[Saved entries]

——

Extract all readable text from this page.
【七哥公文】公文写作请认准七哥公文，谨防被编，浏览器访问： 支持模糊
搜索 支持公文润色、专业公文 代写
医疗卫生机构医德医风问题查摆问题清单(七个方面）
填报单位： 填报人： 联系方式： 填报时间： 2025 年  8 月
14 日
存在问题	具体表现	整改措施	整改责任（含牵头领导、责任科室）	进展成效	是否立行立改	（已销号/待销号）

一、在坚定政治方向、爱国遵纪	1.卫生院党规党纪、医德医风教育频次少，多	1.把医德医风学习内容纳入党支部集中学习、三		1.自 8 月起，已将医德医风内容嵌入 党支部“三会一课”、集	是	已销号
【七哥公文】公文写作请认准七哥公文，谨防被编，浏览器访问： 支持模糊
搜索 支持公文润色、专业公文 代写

——

**Direction**
Copy out the whole listing exactly.

**Result for this task**
Extract all readable text from this page.
【七哥公文】公文写作请认准七哥公文，谨防被编，浏览器访问： 支持模糊
搜索 支持公文润色、专业公文 代写
医疗卫生机构医德医风问题查摆问题清单(七个方面）
填报单位： 填报人： 联系方式： 填报时间： 2025 年  8 月
14 日
存在问题	具体表现	整改措施	整改责任（含牵头领导、责任科室）	进展成效	是否立行立改	（已销号/待销号）

一、在坚定政治方向、爱国遵纪	1.卫生院党规党纪、医德医风教育频次少，多	1.把医德医风学习内容纳入党支部集中学习、三		1.自 8 月起，已将医德医风内容嵌入 党支部“三会一课”、集	是	已销号
【七哥公文】公文写作请认准七哥公文，谨防被编，浏览器访问： 支持模糊
搜索 支持公文润色、专业公文 代写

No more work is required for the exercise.